● Required work: Any pictures in the records below should be skipped; write out everything else exactly.

Data for this task start

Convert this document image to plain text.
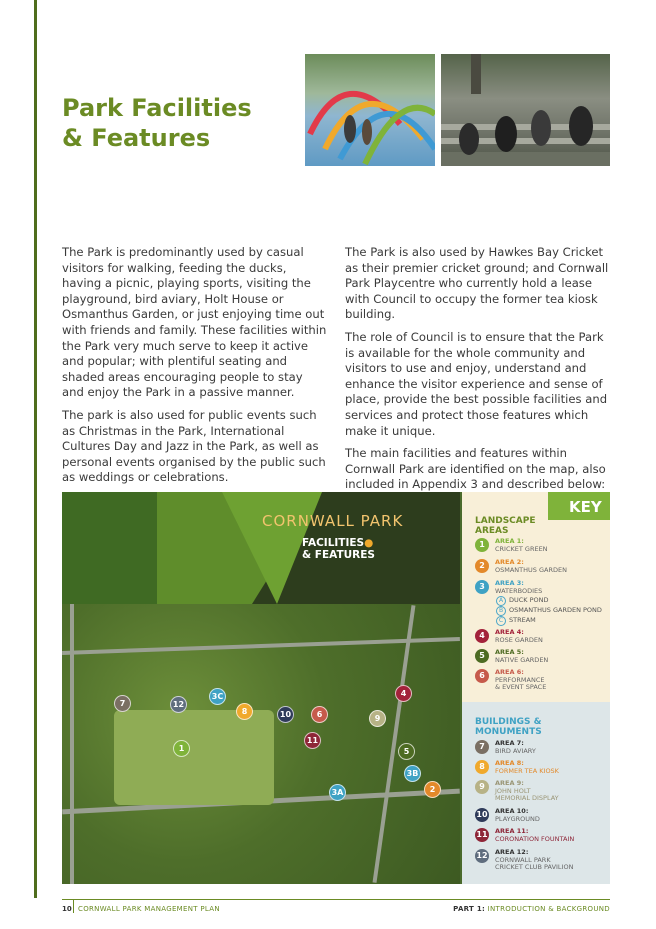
Park Facilities
& Features

The Park is predominantly used by casual visitors for walking, feeding the ducks, having a picnic, playing sports, visiting the playground, bird aviary, Holt House or Osmanthus Garden, or just enjoying time out with friends and family. These facilities within the Park very much serve to keep it active and popular; with plentiful seating and shaded areas encouraging people to stay and enjoy the Park in a passive manner.

The park is also used for public events such as Christmas in the Park, International Cultures Day and Jazz in the Park, as well as personal events organised by the public such as weddings or celebrations.

The Park is also used by Hawkes Bay Cricket as their premier cricket ground; and Cornwall Park Playcentre who currently hold a lease with Council to occupy the former tea kiosk building.

The role of Council is to ensure that the Park is available for the whole community and visitors to use and enjoy, understand and enhance the visitor experience and sense of place, provide the best possible facilities and services and protect those features which make it unique.

The main facilities and features within Cornwall Park are identified on the map, also included in Appendix 3 and described below:

CORNWALL PARK
FACILITIES●
& FEATURES
7	12
3C
8	10	6
4
9
11
1	5
3B
3A	2
KEY
LANDSCAPE
AREAS
1	AREA 1:
CRICKET GREEN
2	AREA 2:
OSMANTHUS GARDEN
3	AREA 3:
WATERBODIES
A DUCK POND
B OSMANTHUS GARDEN POND
C STREAM
4	AREA 4:
ROSE GARDEN
5	AREA 5:
NATIVE GARDEN
6	AREA 6:
PERFORMANCE
& EVENT SPACE
BUILDINGS &
MONUMENTS
7	AREA 7:
BIRD AVIARY
8	AREA 8:
FORMER TEA KIOSK
9	AREA 9:
JOHN HOLT
MEMORIAL DISPLAY
10 AREA 10:
PLAYGROUND
11 AREA 11:
CORONATION FOUNTAIN
12 AREA 12:
CORNWALL PARK
CRICKET CLUB PAVILION
10 CORNWALL PARK MANAGEMENT PLAN	PART 1: INTRODUCTION & BACKGROUND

Data for this task end

● Task response:
Convert this document image to plain text.
Park Facilities
& Features

The Park is predominantly used by casual visitors for walking, feeding the ducks, having a picnic, playing sports, visiting the playground, bird aviary, Holt House or Osmanthus Garden, or just enjoying time out with friends and family. These facilities within the Park very much serve to keep it active and popular; with plentiful seating and shaded areas encouraging people to stay and enjoy the Park in a passive manner.

The park is also used for public events such as Christmas in the Park, International Cultures Day and Jazz in the Park, as well as personal events organised by the public such as weddings or celebrations.

The Park is also used by Hawkes Bay Cricket as their premier cricket ground; and Cornwall Park Playcentre who currently hold a lease with Council to occupy the former tea kiosk building.

The role of Council is to ensure that the Park is available for the whole community and visitors to use and enjoy, understand and enhance the visitor experience and sense of place, provide the best possible facilities and services and protect those features which make it unique.

The main facilities and features within Cornwall Park are identified on the map, also included in Appendix 3 and described below:

CORNWALL PARK
FACILITIES●
& FEATURES
7	12
3C
8	10	6
4
9
11
1	5
3B
3A	2
KEY
LANDSCAPE
AREAS
1	AREA 1:
CRICKET GREEN
2	AREA 2:
OSMANTHUS GARDEN
3	AREA 3:
WATERBODIES
A DUCK POND
B OSMANTHUS GARDEN POND
C STREAM
4	AREA 4:
ROSE GARDEN
5	AREA 5:
NATIVE GARDEN
6	AREA 6:
PERFORMANCE
& EVENT SPACE
BUILDINGS &
MONUMENTS
7	AREA 7:
BIRD AVIARY
8	AREA 8:
FORMER TEA KIOSK
9	AREA 9:
JOHN HOLT
MEMORIAL DISPLAY
10 AREA 10:
PLAYGROUND
11 AREA 11:
CORONATION FOUNTAIN
12 AREA 12:
CORNWALL PARK
CRICKET CLUB PAVILION
10 CORNWALL PARK MANAGEMENT PLAN	PART 1: INTRODUCTION & BACKGROUND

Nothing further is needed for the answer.